:: Set problem ::
Pull out every line with the word "flesh" from the entries below.
━━━━━ Dataset excerpts ━━━━━
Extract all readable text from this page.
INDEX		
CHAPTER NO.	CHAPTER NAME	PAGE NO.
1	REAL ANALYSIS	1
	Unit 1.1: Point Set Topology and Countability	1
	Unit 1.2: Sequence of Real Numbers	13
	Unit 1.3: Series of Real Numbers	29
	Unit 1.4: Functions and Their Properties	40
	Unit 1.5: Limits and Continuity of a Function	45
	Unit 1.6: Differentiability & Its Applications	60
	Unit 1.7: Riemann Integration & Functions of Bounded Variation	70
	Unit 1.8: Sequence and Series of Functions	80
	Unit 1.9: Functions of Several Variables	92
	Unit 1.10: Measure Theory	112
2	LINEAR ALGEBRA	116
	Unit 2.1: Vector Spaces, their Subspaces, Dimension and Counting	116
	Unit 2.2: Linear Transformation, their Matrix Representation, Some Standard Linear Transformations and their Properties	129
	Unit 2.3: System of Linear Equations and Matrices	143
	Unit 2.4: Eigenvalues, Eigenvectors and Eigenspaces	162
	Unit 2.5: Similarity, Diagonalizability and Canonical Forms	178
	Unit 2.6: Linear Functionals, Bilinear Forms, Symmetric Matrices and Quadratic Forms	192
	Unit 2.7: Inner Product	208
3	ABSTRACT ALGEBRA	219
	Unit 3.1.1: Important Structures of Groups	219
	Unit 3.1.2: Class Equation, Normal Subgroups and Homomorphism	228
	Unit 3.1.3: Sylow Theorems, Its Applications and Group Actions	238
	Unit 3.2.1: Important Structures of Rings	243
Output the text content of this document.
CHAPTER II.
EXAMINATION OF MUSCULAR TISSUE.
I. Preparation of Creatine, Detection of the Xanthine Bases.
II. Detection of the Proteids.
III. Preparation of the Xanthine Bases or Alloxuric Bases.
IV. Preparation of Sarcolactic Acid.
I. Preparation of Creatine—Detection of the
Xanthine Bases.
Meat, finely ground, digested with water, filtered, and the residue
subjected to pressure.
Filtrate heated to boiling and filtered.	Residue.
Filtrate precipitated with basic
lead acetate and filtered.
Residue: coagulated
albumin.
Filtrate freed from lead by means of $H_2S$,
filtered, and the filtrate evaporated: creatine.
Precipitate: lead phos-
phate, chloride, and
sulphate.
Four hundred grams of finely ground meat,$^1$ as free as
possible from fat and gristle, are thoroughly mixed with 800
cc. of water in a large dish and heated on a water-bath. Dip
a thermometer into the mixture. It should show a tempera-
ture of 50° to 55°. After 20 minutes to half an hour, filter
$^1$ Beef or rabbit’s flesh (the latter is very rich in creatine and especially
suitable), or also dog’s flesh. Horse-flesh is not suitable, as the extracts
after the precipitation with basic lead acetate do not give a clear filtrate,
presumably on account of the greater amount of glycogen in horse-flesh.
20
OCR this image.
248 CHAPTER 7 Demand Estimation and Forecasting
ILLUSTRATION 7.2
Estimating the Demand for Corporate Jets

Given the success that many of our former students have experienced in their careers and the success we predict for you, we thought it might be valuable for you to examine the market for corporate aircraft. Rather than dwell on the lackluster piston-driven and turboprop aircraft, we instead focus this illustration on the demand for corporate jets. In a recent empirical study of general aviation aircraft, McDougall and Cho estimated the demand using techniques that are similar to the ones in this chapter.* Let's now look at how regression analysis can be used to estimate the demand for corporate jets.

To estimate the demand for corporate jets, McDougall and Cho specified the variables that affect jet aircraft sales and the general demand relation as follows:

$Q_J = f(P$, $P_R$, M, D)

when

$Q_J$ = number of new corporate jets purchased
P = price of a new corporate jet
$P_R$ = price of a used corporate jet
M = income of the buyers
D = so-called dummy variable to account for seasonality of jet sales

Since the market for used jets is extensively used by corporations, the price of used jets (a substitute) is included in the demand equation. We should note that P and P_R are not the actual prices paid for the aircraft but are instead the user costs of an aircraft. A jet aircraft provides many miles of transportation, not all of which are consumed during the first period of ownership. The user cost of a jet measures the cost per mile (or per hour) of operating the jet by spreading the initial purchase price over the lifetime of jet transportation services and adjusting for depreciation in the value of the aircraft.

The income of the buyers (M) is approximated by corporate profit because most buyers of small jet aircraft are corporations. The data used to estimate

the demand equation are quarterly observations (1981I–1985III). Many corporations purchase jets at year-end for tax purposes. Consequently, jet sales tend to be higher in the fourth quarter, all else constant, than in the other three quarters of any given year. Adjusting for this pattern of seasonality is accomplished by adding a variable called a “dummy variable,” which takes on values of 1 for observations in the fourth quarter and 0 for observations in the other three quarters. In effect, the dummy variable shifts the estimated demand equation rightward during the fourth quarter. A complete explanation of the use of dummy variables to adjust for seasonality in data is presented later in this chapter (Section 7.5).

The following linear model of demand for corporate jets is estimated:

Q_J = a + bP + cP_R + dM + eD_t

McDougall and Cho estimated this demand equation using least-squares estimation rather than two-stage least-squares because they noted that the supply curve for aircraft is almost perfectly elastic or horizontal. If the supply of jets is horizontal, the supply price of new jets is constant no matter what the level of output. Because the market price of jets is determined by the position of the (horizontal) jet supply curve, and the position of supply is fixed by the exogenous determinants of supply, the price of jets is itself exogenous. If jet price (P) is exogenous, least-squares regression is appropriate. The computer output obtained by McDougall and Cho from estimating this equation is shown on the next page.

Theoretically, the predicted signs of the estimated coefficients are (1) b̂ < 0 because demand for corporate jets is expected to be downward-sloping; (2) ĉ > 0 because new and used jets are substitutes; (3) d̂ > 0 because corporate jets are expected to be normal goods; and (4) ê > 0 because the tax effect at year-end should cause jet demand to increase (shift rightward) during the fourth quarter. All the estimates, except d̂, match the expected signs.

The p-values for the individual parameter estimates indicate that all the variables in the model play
━━━━━
━━━━━ Dataset excerpts ━━━━━
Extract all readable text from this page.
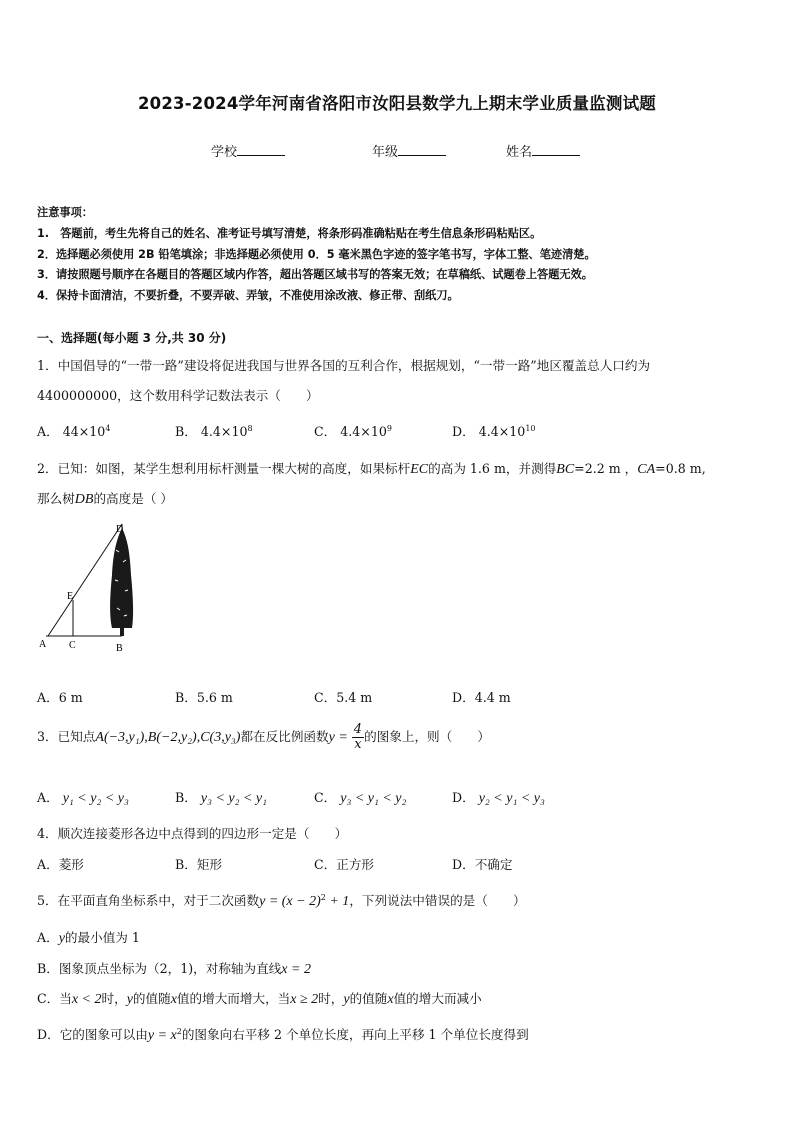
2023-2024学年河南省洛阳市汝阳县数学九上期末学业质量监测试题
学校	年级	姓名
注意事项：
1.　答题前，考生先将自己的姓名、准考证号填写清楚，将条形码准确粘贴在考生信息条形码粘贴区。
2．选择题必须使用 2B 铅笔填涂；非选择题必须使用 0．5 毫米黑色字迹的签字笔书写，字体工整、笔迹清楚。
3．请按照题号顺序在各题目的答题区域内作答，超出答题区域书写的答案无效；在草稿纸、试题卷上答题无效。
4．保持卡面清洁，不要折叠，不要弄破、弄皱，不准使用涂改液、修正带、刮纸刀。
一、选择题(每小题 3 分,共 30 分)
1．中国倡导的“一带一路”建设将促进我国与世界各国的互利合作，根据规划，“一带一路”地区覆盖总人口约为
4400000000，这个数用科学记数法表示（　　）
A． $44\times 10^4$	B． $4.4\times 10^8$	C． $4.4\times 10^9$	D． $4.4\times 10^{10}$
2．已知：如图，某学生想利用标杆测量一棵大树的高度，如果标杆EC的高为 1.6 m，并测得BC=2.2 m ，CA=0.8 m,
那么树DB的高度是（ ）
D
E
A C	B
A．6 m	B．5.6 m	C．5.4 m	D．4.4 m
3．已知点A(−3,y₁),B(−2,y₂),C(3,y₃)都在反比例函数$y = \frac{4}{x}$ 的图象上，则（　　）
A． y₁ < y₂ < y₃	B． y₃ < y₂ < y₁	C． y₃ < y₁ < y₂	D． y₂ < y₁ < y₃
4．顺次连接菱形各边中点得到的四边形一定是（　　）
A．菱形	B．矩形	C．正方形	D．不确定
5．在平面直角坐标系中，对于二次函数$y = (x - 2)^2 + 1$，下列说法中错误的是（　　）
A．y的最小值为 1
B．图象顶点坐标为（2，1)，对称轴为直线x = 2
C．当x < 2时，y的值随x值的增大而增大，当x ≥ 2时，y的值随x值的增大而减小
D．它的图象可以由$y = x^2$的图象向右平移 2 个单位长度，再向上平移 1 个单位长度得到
━━━━━
━━━━━ Dataset excerpts ━━━━━
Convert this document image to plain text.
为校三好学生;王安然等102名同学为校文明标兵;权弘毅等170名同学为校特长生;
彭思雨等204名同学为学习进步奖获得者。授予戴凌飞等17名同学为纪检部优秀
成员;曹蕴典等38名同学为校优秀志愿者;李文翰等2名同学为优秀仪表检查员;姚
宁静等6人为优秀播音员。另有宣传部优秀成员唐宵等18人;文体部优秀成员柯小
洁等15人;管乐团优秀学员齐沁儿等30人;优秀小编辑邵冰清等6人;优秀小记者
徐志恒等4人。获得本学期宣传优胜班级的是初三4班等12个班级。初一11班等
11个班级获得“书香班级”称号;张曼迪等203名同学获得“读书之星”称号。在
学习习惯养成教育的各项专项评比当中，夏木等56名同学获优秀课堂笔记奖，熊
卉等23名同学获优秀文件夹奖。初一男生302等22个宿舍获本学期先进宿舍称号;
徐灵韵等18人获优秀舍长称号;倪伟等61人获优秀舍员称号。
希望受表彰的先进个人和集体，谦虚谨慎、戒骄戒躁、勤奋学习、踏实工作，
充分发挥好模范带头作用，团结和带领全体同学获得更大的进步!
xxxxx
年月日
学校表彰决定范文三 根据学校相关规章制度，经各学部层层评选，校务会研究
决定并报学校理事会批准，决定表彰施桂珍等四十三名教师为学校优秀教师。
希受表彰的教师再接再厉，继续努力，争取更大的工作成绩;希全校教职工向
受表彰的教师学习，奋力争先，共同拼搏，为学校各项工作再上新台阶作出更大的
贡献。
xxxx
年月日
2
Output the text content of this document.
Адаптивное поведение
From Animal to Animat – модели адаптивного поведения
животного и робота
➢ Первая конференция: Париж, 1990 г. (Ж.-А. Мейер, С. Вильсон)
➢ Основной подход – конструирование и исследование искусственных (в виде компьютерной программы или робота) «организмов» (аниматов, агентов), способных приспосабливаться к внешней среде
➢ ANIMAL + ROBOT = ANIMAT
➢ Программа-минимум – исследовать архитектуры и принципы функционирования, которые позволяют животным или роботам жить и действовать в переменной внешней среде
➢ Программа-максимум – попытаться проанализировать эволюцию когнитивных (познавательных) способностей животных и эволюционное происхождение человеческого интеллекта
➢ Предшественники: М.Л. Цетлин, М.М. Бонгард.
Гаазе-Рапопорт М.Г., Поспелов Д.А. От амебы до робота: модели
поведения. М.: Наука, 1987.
━━━━━
:: Completed exercise ::
$^1$ Beef or rabbit’s flesh (the latter is very rich in creatine and especially
suitable), or also dog’s flesh. Horse-flesh is not suitable, as the extracts
presumably on account of the greater amount of glycogen in horse-flesh.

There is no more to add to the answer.